#### Problem to solve:
Pictures do not belong in the copy. Return all of the entries exactly.

* Start *

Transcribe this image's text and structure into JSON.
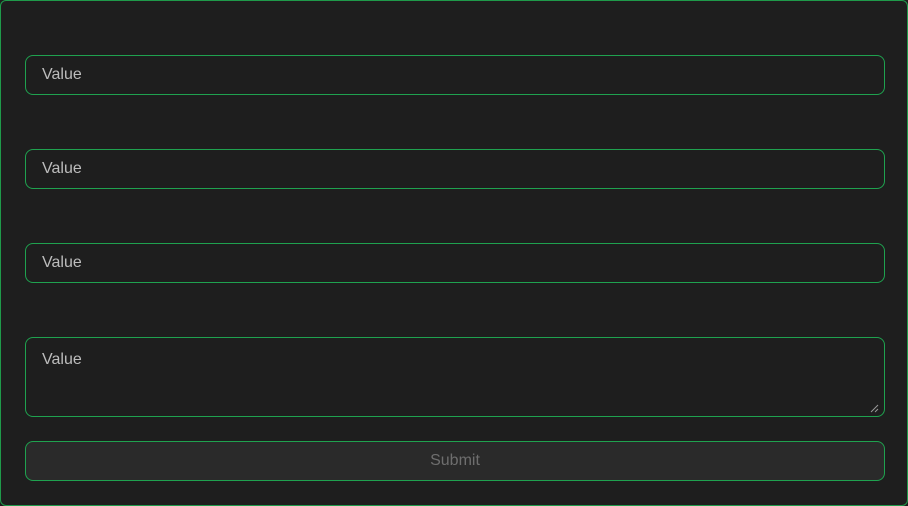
{
  "form": {
    "fields": [
      {
        "value": "Value"
      },
      {
        "value": "Value"
      },
      {
        "value": "Value"
      }
    ],
    "textarea": {
      "value": "Value"
    },
    "submit_label": "Submit"
  },
  "colors": {
    "background": "#1e1e1e",
    "accent_border": "#1fa24f",
    "text": "#bdbdbd",
    "button_background": "#2a2a2a",
    "button_text": "#6e6e6e"
  },
  "icons": {
    "resize_handle": "resize-handle-icon"
  }
}
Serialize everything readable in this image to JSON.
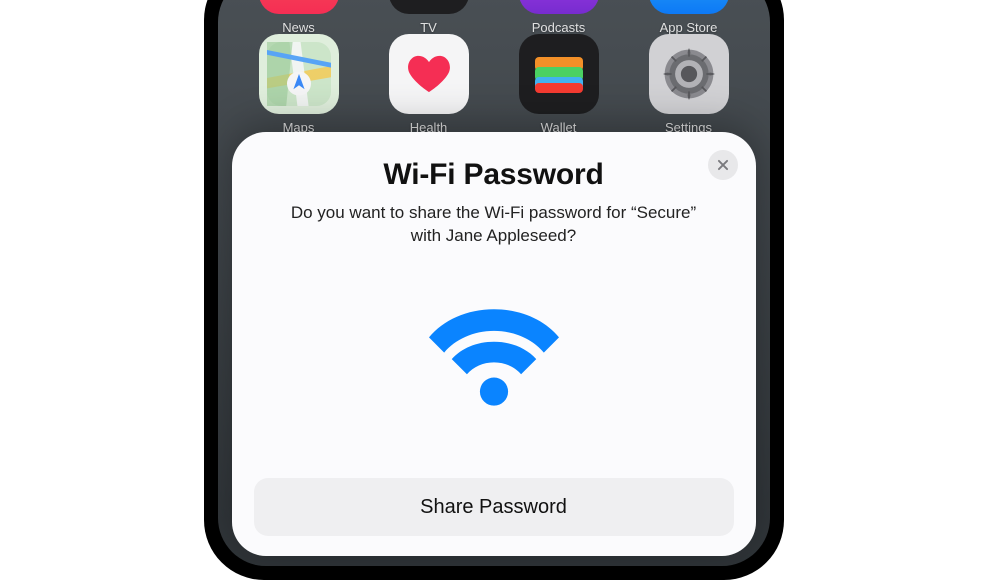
{
  "home": {
    "row1": [
      {
        "name": "news",
        "label": "News"
      },
      {
        "name": "tv",
        "label": "TV"
      },
      {
        "name": "podcasts",
        "label": "Podcasts"
      },
      {
        "name": "appstore",
        "label": "App Store"
      }
    ],
    "row2": [
      {
        "name": "maps",
        "label": "Maps"
      },
      {
        "name": "health",
        "label": "Health"
      },
      {
        "name": "wallet",
        "label": "Wallet"
      },
      {
        "name": "settings",
        "label": "Settings"
      }
    ]
  },
  "modal": {
    "title": "Wi-Fi Password",
    "description": "Do you want to share the Wi-Fi password for “Secure” with Jane Appleseed?",
    "share_label": "Share Password"
  },
  "colors": {
    "wifi_blue": "#0a84ff",
    "close_bg": "#e8e8ea",
    "close_x": "#7a7a7e",
    "button_bg": "#efeff1"
  }
}
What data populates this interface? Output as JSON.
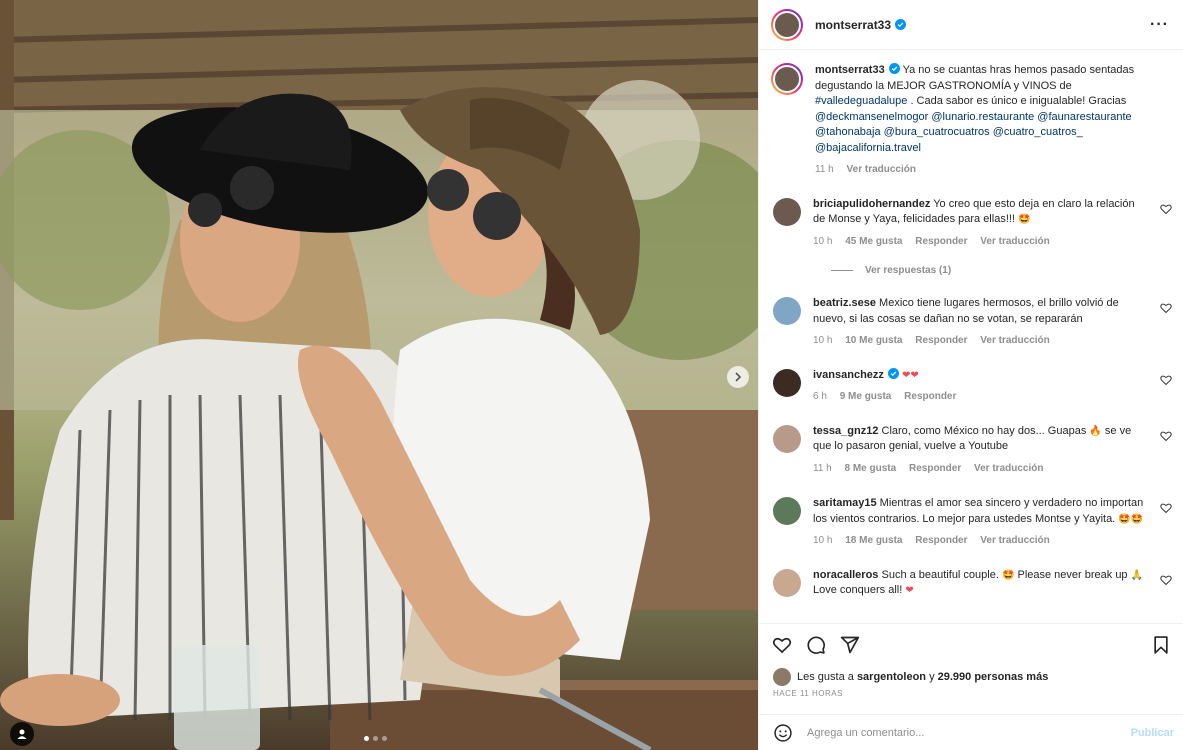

* End *

#### Answer:
Transcribe this image's text and structure into JSON.
{
  "form": {
    "fields": [
      {
        "value": "Value"
      },
      {
        "value": "Value"
      },
      {
        "value": "Value"
      }
    ],
    "textarea": {
      "value": "Value"
    },
    "submit_label": "Submit"
  },
  "colors": {
    "background": "#1e1e1e",
    "accent_border": "#1fa24f",
    "text": "#bdbdbd",
    "button_background": "#2a2a2a",
    "button_text": "#6e6e6e"
  },
  "icons": {
    "resize_handle": "resize-handle-icon"
  }
}
Serialize everything readable in this image to JSON.
{
  "home": {
    "row1": [
      {
        "name": "news",
        "label": "News"
      },
      {
        "name": "tv",
        "label": "TV"
      },
      {
        "name": "podcasts",
        "label": "Podcasts"
      },
      {
        "name": "appstore",
        "label": "App Store"
      }
    ],
    "row2": [
      {
        "name": "maps",
        "label": "Maps"
      },
      {
        "name": "health",
        "label": "Health"
      },
      {
        "name": "wallet",
        "label": "Wallet"
      },
      {
        "name": "settings",
        "label": "Settings"
      }
    ]
  },
  "modal": {
    "title": "Wi-Fi Password",
    "description": "Do you want to share the Wi-Fi password for “Secure” with Jane Appleseed?",
    "share_label": "Share Password"
  },
  "colors": {
    "wifi_blue": "#0a84ff",
    "close_bg": "#e8e8ea",
    "close_x": "#7a7a7e",
    "button_bg": "#efeff1"
  }
}
What data populates this interface? Output as JSON.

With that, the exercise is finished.